** Start of Records for the task **

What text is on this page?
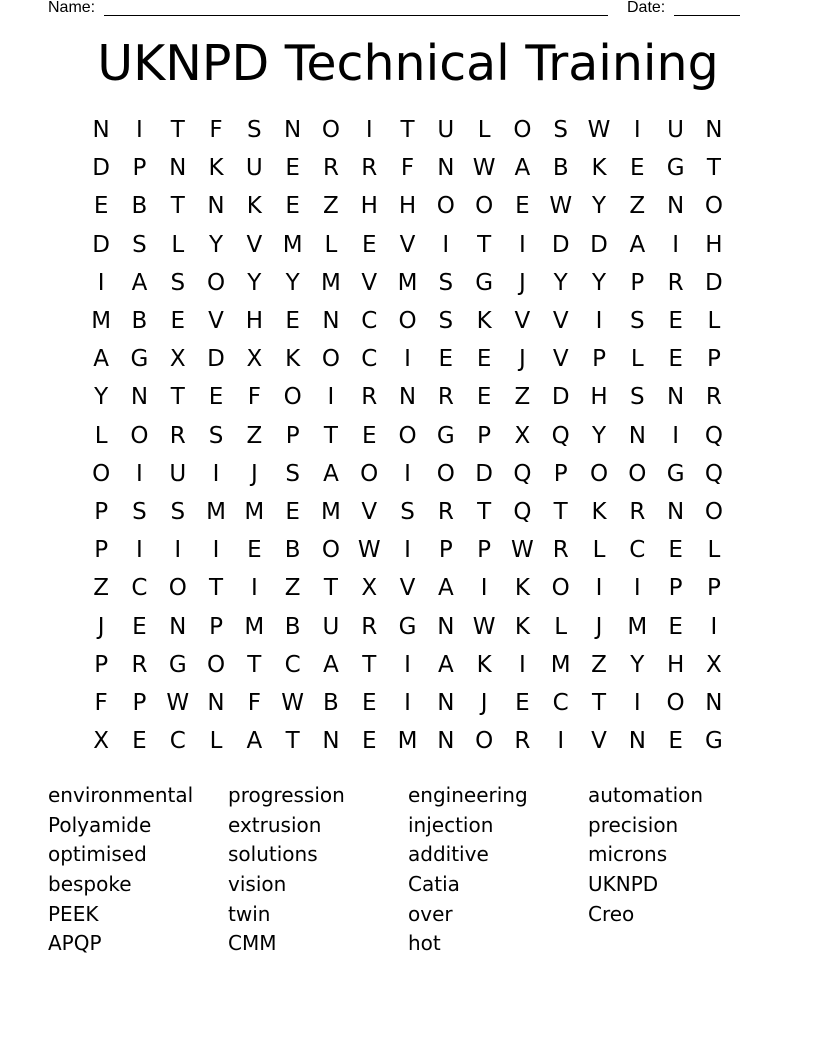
Name:	Date:
UKNPD Technical Training
N	I	T	F	S N O	I	T U	L O S W	I	U N
D P N K U E	R R	F	N W A B K	E G T
E	B	T N K	E	Z H H O O E W Y	Z N O
D S	L	Y	V M L	E	V	I	T	I	D D A	I	H
I	A	S O Y	Y M V M S G	J	Y	Y	P	R D
M B	E	V H E N C O S	K V V	I	S	E	L
A G X D X K O C	I	E	E	J	V	P	L	E	P
Y N T	E	F O	I	R N R	E	Z D H S N R
L O R	S	Z	P	T	E O G P	X Q Y N	I	Q
O	I	U	I	J	S	A O	I	O D Q P O O G Q
P	S	S M M E M V	S	R	T Q T	K R N O
P	I	I	I	E	B O W	I	P	P W R	L	C	E	L
Z C O T	I	Z	T	X V A	I	K O	I	I	P	P
J	E N P M B U R G N W K	L	J	M E	I
P	R G O T	C A	T	I	A K	I	M Z	Y H X
F	P W N	F W B	E	I	N	J	E C	T	I	O N
X	E C	L	A	T N E M N O R	I	V N E G
environmental	progression	engineering	automation
Polyamide	extrusion	injection	precision
optimised	solutions	additive	microns
bespoke	vision	Catia	UKNPD
PEEK	twin	over	Creo
APQP	CMM	hot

** End of Records for the task **

Goal
Exact duplication of all the records is required; pictures are omitted from the copy.

The response
What text is on this page?
Name:	Date:
UKNPD Technical Training
N	I	T	F	S N O	I	T U	L O S W	I	U N
D P N K U E	R R	F	N W A B K	E G T
E	B	T N K	E	Z H H O O E W Y	Z N O
D S	L	Y	V M L	E	V	I	T	I	D D A	I	H
I	A	S O Y	Y M V M S G	J	Y	Y	P	R D
M B	E	V H E N C O S	K V V	I	S	E	L
A G X D X K O C	I	E	E	J	V	P	L	E	P
Y N T	E	F O	I	R N R	E	Z D H S N R
L O R	S	Z	P	T	E O G P	X Q Y N	I	Q
O	I	U	I	J	S	A O	I	O D Q P O O G Q
P	S	S M M E M V	S	R	T Q T	K R N O
P	I	I	I	E	B O W	I	P	P W R	L	C	E	L
Z C O T	I	Z	T	X V A	I	K O	I	I	P	P
J	E N P M B U R G N W K	L	J	M E	I
P	R G O T	C A	T	I	A K	I	M Z	Y H X
F	P W N	F W B	E	I	N	J	E C	T	I	O N
X	E C	L	A	T N E M N O R	I	V N E G
environmental	progression	engineering	automation
Polyamide	extrusion	injection	precision
optimised	solutions	additive	microns
bespoke	vision	Catia	UKNPD
PEEK	twin	over	Creo
APQP	CMM	hot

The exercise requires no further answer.